— Lo que se pide —
Según el texto sobre el orden paramilitar en la frontera venezolana, ¿por qué los vecinos evitan hablar de los paramilitares cuando están en grupo? Explícalo en una a tres oraciones.

— Texto proporcionado —
▽
Una cuota a cambio de la que, estas bandas, garantizan «seguridad y vigilancia».

 

«Ahora, los que tienen bodegas o ventas de hielo, cervezas o cualquier negocio pagan más que los demás (100 o 500 bolívares semanales)», explica esa vecina del barrio que, como todos, teme ser identificada.

 

En la frontera difícilmente se habla de los paramilitares en grupo. Si hay más de dos personas, nadie toma la iniciativa de referirse a ellos; no los cuestionan, son el secreto a voces, porque para los vecinos el niño que corre, el vecino o el motorizado que pasa, son los ojos y los oídos de los paramilitares.

 

«Aquí es así, uno no sabe para quien trabaja la gente, uno no sabe si pasan información y dicen que uno está hablando de ellos y vienen y le meten a uno un tiro por eso», cuenta otro hombre de la comunidad aprovechando el ruido del camión que recoge la basura del barrio, acumulada desde hace más de 15 días.

 

Este orden paralelo que gobierna varios poblados venezolanos que colindan con el colombiano Norte de Santander también se repite en otros territorios fronterizos en los que, dependiendo de la zona, los habitantes lo atribuyen a paramilitares o a guerrilleros.
△
— Filas extraídas —
▽
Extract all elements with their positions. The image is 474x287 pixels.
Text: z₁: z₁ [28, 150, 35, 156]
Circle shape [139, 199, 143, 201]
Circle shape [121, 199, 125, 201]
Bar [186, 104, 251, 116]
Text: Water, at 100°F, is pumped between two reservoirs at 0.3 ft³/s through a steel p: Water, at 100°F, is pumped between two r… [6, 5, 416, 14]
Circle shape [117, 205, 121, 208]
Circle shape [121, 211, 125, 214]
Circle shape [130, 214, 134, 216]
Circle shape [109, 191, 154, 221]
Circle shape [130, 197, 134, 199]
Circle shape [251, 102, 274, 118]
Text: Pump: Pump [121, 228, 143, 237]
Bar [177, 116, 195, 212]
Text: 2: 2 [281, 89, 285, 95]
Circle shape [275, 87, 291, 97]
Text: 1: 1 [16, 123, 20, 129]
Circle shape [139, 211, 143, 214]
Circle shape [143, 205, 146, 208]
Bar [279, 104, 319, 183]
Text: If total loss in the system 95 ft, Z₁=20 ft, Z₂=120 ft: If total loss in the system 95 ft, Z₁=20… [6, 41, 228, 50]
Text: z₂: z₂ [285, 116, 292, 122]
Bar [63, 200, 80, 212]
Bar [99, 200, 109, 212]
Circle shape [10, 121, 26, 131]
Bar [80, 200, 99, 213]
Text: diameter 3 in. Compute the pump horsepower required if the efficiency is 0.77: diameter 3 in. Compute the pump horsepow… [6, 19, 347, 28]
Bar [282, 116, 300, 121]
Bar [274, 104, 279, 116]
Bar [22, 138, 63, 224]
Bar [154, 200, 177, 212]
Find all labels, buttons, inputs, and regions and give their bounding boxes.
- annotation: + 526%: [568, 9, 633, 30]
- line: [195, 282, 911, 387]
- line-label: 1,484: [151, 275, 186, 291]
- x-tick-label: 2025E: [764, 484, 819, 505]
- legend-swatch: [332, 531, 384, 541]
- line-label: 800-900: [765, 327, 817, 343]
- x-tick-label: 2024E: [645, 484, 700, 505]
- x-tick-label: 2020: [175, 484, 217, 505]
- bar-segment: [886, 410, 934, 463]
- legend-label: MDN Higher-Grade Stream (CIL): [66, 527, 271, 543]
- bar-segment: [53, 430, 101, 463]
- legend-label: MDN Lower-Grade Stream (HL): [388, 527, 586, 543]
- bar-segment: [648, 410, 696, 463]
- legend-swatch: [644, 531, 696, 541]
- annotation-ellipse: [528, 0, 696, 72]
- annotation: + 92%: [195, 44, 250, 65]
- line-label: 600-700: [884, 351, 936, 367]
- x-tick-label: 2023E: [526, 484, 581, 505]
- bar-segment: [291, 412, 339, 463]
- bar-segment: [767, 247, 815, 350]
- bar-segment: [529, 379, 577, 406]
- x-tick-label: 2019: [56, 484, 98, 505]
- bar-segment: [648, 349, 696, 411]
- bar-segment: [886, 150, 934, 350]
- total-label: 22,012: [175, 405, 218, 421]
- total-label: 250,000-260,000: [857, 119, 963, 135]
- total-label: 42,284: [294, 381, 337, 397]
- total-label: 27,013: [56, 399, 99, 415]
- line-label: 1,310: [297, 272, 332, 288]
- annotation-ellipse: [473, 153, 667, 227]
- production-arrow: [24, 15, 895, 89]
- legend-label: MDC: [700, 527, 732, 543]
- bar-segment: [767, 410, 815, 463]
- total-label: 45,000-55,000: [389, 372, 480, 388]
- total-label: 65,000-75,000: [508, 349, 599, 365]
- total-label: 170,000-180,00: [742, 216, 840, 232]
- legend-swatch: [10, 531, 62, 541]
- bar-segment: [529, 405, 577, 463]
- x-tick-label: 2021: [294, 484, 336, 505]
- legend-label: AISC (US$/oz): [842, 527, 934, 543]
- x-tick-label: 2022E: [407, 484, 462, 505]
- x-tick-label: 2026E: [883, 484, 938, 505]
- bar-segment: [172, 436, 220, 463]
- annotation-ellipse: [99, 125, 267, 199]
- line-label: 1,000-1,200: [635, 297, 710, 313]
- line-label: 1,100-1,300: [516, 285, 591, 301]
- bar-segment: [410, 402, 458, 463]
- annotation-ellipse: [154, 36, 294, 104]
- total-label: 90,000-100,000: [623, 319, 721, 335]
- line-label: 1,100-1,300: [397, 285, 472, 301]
△
— Solución desarrollada —
Los vecinos creen que cualquiera a su alrededor, como el niño que corre, el vecino o el motorizado que pasa, puede ser los ojos y los oídos de los paramilitares. Por eso, si hay más de dos personas, nadie se atreve a mencionarlos.